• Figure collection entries
+-------+
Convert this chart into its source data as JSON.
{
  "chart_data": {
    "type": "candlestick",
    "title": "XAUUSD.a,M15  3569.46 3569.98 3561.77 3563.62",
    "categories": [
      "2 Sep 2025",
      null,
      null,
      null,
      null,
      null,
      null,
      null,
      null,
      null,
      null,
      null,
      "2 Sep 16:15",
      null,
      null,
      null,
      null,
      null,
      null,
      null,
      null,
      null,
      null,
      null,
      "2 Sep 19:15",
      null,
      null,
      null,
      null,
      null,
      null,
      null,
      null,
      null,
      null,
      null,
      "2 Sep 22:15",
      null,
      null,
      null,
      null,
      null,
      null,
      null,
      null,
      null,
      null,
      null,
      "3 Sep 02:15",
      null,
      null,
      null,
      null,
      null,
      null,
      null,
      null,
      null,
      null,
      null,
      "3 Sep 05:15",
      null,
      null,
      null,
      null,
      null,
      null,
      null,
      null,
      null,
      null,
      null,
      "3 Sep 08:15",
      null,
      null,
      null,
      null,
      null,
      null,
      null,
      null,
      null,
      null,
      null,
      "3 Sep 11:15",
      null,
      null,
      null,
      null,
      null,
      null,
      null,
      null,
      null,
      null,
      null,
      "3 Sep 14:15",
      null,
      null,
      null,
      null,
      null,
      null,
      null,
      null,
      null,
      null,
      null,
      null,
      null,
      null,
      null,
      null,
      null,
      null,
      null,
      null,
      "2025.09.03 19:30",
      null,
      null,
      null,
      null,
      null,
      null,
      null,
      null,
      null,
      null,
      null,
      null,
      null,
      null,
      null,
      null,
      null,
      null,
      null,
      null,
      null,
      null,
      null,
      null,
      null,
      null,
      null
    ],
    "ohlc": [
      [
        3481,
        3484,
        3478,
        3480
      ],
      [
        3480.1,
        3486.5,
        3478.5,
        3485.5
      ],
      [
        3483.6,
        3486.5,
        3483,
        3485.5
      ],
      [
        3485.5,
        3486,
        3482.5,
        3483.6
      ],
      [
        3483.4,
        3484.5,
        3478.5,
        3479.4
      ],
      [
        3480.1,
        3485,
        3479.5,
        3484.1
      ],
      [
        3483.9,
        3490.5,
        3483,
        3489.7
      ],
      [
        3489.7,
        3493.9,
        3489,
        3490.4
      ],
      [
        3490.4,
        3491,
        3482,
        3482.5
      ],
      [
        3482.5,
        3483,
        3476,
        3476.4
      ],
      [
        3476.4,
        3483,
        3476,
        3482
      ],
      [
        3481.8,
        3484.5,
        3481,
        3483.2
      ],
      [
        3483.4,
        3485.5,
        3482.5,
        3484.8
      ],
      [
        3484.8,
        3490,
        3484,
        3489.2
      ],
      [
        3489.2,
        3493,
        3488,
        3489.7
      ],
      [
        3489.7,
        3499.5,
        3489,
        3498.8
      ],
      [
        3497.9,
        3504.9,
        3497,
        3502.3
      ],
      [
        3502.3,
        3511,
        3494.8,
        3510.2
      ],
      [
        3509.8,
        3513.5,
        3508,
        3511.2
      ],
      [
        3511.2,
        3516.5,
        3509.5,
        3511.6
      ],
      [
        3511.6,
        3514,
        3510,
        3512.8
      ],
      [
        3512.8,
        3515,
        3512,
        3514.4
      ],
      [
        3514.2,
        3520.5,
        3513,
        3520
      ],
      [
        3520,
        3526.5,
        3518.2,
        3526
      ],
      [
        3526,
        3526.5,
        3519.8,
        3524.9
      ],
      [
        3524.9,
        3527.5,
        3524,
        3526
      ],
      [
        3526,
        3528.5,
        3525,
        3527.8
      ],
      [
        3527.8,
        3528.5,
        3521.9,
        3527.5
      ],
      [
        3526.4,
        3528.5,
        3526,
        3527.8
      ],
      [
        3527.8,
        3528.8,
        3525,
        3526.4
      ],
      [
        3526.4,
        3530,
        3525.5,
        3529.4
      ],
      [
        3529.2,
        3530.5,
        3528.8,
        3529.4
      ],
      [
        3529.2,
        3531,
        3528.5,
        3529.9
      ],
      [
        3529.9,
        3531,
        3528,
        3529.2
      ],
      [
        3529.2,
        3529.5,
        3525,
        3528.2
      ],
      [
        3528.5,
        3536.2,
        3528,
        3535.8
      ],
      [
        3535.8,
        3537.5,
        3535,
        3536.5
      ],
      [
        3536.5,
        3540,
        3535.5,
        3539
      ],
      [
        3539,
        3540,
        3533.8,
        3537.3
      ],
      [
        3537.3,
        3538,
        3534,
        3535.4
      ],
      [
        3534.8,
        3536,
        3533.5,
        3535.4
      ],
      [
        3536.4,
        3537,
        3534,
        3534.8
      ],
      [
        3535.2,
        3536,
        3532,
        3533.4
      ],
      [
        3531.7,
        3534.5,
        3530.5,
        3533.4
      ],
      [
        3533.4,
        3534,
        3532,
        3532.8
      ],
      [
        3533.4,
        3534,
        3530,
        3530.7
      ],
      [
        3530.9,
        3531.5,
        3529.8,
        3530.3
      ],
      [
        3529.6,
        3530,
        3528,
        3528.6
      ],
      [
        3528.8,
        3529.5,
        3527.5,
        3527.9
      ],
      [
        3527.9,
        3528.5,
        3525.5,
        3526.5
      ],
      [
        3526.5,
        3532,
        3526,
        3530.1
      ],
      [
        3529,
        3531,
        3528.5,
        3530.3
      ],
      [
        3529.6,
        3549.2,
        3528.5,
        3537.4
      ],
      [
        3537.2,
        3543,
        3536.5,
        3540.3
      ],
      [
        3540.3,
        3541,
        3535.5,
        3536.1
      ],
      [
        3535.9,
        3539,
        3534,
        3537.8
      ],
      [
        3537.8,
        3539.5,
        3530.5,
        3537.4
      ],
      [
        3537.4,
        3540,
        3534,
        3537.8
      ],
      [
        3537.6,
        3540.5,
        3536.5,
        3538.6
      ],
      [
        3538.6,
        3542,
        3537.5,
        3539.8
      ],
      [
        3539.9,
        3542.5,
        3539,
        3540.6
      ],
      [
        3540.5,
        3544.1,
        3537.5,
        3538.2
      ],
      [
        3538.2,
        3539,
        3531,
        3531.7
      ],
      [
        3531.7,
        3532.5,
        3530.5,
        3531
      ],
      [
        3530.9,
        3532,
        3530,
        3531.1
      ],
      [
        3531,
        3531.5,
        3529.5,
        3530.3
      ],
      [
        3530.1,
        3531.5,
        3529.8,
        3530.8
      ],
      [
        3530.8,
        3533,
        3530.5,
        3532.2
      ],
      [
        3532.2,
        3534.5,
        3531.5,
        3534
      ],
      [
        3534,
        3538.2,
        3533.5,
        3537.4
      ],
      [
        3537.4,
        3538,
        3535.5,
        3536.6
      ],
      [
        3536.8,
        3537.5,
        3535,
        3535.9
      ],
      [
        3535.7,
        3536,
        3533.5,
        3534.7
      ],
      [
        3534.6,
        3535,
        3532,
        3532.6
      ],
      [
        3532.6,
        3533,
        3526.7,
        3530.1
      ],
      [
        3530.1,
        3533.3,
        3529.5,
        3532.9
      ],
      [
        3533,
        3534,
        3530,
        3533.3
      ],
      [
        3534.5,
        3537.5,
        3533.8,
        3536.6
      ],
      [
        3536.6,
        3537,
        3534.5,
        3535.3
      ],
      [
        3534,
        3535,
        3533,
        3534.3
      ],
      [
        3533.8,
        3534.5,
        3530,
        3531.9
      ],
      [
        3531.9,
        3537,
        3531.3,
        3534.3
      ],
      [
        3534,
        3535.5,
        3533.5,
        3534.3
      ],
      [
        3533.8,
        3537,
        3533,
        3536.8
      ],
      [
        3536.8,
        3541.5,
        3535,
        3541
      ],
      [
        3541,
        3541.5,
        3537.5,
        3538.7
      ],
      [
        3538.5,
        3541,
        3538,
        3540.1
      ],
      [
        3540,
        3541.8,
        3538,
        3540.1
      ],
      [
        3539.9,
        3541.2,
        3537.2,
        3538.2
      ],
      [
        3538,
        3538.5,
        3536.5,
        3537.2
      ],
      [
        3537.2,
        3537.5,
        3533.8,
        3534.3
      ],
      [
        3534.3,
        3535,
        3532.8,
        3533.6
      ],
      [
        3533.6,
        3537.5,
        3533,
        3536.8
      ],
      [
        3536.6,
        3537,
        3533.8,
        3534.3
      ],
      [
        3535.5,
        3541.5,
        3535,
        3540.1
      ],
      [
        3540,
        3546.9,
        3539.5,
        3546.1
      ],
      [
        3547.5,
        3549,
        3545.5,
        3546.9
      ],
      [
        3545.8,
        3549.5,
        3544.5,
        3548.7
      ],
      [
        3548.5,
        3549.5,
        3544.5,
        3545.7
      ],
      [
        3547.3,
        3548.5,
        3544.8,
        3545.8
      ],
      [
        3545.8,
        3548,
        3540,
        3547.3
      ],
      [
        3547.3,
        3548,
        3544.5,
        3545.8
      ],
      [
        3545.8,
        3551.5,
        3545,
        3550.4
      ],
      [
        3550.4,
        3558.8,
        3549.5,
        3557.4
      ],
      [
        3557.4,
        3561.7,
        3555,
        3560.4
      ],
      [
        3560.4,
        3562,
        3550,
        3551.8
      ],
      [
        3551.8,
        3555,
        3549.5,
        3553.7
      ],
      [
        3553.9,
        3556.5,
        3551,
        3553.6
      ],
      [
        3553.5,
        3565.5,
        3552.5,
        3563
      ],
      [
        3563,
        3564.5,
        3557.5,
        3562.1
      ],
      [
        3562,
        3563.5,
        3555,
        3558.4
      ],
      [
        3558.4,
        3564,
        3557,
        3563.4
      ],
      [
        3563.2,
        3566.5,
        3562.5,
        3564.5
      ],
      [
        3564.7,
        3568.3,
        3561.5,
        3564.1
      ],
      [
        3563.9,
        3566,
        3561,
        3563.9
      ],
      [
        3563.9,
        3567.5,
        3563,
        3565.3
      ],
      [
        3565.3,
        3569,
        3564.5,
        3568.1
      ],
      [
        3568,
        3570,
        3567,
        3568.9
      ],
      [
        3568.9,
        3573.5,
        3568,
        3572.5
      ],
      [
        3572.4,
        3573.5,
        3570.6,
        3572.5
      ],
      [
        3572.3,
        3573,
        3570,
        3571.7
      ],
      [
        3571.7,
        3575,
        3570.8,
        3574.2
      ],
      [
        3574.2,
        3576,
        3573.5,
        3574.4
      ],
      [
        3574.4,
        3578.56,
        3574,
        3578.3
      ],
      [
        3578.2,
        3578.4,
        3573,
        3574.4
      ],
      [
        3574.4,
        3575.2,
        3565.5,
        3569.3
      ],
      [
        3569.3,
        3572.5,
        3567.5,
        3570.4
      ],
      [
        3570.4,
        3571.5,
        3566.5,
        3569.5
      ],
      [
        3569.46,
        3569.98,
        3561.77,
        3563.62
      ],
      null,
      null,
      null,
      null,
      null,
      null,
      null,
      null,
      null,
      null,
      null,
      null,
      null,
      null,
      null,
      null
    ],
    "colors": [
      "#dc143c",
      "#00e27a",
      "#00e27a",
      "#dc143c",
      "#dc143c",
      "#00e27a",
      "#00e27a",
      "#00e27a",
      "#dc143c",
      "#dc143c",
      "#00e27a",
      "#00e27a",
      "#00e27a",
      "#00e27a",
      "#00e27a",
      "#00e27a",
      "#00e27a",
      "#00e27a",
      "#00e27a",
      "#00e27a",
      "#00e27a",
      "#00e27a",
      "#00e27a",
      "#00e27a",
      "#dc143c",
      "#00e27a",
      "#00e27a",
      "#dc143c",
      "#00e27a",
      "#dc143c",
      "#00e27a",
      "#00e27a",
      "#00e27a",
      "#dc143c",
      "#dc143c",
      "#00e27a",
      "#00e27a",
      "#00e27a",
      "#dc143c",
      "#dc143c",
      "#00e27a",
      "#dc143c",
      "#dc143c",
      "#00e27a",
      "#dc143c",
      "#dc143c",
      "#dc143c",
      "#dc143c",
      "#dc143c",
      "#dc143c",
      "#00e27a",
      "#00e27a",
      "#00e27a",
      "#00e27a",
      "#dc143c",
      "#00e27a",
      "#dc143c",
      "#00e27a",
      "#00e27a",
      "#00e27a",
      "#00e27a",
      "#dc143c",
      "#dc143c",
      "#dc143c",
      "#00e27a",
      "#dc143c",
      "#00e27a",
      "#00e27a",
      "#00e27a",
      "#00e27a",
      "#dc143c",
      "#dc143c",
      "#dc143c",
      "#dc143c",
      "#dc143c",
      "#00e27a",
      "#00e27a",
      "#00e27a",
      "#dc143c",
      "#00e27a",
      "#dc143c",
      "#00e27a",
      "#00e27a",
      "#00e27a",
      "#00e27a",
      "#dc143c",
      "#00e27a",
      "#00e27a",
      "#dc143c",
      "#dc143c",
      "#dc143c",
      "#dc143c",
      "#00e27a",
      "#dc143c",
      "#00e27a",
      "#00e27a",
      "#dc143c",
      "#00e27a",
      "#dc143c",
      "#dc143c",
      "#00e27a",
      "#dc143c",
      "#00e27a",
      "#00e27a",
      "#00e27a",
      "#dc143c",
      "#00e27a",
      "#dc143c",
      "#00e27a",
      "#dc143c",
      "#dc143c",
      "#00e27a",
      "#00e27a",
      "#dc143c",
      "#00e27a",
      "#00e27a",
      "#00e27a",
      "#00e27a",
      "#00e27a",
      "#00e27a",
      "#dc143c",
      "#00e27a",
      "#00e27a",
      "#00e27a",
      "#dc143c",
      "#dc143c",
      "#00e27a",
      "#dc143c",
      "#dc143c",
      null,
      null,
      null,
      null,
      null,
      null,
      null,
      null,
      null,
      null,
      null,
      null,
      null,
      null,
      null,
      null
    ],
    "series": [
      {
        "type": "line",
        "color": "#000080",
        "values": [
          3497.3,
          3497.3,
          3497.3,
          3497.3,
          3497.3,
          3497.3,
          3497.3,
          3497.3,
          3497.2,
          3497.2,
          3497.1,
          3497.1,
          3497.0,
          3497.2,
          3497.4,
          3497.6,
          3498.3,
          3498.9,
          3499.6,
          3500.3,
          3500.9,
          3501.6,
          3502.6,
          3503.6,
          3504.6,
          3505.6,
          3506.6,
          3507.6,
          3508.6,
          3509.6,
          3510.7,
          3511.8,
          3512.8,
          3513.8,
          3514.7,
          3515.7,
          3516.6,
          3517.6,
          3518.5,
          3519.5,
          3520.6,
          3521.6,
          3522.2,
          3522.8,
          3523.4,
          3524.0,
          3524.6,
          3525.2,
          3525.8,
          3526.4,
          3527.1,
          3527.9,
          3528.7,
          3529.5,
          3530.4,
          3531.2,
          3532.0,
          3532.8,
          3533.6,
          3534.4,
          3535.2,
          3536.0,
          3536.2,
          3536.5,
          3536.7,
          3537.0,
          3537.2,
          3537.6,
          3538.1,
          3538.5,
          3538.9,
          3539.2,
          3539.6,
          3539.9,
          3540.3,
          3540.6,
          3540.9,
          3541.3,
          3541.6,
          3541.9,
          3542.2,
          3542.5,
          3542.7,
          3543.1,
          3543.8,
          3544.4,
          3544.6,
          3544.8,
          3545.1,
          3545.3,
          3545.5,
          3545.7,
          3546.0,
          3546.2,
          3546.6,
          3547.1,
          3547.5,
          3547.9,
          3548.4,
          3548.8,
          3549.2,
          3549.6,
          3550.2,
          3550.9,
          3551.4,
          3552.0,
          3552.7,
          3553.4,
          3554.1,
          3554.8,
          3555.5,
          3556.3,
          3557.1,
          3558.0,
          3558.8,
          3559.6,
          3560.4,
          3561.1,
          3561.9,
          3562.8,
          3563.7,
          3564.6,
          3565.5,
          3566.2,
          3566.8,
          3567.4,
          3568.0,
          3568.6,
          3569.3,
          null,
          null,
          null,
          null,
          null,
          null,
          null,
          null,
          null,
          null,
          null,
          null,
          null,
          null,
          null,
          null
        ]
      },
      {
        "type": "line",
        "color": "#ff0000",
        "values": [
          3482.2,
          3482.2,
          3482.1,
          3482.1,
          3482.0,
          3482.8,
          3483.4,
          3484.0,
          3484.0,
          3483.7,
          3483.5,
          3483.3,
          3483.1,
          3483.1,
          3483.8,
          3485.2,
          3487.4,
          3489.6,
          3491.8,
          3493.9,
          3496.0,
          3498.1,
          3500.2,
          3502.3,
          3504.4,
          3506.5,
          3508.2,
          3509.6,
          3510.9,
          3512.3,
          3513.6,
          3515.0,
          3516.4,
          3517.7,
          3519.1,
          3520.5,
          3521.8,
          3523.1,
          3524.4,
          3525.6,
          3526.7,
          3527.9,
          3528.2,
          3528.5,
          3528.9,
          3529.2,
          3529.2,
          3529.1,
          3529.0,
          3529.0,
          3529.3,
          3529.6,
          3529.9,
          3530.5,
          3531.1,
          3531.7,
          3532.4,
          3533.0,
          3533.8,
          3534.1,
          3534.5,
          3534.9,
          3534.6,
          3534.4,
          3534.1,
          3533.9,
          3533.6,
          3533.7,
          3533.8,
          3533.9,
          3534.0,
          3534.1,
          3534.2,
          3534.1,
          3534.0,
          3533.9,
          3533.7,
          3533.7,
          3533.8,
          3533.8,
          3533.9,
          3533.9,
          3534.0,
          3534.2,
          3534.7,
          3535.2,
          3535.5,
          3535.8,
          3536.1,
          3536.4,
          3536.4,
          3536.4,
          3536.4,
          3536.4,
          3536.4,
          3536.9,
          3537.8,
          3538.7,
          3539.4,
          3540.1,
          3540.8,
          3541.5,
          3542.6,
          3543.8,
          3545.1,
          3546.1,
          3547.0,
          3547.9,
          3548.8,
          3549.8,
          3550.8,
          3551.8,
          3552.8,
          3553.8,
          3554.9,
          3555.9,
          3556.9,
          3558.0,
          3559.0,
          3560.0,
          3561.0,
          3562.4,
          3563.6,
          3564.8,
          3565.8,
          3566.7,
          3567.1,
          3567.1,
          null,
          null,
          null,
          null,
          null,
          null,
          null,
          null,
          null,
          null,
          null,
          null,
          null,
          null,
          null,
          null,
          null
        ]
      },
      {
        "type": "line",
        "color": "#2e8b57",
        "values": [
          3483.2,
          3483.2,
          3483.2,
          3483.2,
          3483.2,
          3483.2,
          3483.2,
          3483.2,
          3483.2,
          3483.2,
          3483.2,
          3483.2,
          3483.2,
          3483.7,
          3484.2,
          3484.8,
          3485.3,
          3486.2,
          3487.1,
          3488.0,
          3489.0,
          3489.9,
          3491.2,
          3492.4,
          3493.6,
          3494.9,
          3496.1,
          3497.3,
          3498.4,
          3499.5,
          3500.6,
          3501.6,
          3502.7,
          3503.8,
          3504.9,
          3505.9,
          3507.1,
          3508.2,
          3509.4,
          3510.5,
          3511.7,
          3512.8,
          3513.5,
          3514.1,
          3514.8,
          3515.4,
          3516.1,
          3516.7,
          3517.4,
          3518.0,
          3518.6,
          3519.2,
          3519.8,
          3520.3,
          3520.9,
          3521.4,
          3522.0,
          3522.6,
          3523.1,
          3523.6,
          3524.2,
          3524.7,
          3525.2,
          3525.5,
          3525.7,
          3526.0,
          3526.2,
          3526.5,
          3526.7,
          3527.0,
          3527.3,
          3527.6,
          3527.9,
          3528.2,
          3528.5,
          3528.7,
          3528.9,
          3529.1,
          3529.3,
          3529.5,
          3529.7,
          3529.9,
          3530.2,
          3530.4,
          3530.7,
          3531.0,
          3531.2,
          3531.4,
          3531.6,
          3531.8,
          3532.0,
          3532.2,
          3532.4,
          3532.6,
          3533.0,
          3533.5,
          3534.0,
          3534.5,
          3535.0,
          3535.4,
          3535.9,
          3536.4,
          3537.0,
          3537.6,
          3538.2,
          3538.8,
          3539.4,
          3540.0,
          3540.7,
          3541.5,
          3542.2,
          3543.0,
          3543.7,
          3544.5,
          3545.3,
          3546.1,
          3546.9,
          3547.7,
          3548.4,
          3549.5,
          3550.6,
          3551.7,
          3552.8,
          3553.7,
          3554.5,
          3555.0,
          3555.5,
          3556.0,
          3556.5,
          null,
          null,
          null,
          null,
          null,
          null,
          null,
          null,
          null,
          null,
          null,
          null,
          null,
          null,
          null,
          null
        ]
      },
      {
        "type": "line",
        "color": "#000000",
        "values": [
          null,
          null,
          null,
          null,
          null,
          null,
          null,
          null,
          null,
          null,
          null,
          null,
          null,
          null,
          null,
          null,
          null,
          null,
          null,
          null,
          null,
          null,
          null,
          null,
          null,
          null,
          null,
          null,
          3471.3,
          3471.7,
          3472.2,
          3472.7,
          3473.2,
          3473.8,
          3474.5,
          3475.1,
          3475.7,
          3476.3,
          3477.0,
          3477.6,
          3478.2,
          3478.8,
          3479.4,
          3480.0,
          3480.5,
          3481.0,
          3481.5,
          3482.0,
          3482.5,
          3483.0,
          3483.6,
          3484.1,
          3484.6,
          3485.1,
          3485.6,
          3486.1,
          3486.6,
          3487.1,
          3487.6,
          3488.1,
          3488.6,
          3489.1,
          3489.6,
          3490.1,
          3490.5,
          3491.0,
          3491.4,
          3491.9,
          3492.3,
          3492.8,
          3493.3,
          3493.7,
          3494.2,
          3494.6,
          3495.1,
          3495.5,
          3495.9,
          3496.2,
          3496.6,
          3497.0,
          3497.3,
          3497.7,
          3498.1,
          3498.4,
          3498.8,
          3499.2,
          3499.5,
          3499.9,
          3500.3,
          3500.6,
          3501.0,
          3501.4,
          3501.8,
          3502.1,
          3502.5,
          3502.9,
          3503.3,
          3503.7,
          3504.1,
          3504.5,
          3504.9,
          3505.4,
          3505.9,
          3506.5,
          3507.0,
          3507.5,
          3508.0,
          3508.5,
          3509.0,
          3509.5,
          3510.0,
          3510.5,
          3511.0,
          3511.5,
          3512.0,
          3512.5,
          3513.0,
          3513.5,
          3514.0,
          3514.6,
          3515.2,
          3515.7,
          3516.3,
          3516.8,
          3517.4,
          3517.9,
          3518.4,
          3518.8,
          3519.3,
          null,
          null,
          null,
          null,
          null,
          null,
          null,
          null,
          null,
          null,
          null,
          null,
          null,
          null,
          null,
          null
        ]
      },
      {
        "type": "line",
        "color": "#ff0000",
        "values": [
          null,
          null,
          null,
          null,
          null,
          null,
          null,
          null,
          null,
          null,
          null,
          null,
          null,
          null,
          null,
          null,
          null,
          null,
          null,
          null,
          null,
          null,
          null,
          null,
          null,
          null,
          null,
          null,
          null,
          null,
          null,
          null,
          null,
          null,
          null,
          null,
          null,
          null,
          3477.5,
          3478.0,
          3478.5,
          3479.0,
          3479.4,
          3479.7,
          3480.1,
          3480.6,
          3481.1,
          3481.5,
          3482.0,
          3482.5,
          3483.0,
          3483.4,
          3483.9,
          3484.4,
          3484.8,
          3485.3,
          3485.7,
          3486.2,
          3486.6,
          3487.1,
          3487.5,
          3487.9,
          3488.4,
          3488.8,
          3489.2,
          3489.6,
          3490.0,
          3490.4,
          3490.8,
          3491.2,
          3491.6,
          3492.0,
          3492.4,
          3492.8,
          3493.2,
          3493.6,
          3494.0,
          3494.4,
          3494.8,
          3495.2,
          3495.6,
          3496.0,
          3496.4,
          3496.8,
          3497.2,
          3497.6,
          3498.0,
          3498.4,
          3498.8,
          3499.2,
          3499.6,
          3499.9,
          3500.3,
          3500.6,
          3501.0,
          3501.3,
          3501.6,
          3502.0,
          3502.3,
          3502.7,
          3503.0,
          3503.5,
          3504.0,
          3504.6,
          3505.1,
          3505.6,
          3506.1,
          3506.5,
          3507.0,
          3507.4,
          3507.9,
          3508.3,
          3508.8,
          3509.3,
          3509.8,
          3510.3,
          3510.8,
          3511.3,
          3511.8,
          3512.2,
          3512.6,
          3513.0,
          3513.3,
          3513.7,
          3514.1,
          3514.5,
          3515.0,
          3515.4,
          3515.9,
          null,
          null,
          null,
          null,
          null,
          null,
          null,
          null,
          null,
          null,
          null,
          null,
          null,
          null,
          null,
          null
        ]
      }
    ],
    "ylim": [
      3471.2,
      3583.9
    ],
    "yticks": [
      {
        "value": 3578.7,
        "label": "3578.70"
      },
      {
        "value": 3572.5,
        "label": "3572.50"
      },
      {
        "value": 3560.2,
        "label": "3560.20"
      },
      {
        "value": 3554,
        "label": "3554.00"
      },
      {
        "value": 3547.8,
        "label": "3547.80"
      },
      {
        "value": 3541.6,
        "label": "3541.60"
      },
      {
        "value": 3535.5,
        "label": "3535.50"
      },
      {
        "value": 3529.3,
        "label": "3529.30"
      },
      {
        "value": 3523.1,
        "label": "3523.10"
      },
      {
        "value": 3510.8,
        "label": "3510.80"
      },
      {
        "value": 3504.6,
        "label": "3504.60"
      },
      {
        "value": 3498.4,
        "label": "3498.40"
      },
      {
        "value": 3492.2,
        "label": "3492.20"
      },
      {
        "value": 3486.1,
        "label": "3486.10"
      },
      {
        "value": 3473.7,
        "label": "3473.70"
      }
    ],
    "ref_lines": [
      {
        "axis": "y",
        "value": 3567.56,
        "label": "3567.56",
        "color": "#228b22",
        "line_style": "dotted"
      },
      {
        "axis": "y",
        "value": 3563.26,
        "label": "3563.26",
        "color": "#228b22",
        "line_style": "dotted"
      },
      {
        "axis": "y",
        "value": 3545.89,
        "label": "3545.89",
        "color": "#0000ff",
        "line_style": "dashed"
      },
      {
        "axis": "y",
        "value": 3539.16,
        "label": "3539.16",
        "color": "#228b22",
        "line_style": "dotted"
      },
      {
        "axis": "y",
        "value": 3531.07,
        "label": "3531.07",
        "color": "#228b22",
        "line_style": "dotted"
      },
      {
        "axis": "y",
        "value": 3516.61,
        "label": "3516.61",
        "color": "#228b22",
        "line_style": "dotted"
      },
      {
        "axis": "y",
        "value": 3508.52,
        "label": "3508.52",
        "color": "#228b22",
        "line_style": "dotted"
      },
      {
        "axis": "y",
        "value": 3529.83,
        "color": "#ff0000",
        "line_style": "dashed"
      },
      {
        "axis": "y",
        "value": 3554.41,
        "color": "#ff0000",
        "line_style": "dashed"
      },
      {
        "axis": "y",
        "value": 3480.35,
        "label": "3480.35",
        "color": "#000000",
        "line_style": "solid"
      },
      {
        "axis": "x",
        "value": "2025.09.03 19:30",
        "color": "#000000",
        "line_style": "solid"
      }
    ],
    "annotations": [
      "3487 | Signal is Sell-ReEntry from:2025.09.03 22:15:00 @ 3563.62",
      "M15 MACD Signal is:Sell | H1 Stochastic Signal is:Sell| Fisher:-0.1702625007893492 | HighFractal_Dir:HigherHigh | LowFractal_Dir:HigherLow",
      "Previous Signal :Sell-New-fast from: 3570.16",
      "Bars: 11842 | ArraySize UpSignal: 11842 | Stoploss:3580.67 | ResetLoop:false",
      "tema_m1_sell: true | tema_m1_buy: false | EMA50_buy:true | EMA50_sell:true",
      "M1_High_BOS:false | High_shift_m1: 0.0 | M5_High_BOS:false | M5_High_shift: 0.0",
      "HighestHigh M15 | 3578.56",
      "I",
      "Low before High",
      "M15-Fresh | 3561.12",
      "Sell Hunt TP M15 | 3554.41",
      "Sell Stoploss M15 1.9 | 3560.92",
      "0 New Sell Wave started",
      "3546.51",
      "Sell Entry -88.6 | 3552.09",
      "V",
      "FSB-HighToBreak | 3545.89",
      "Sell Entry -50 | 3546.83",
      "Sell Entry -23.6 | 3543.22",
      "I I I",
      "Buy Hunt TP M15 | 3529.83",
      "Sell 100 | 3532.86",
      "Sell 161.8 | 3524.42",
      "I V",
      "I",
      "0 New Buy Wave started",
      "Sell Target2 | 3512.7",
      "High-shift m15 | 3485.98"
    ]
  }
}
+-------+
• Your task
List each line of the entries that holds the string "Stoploss".

• Result of this task
      "Bars: 11842 | ArraySize UpSignal: 11842 | Stoploss:3580.67 | ResetLoop:false",
      "Sell Stoploss M15 1.9 | 3560.92",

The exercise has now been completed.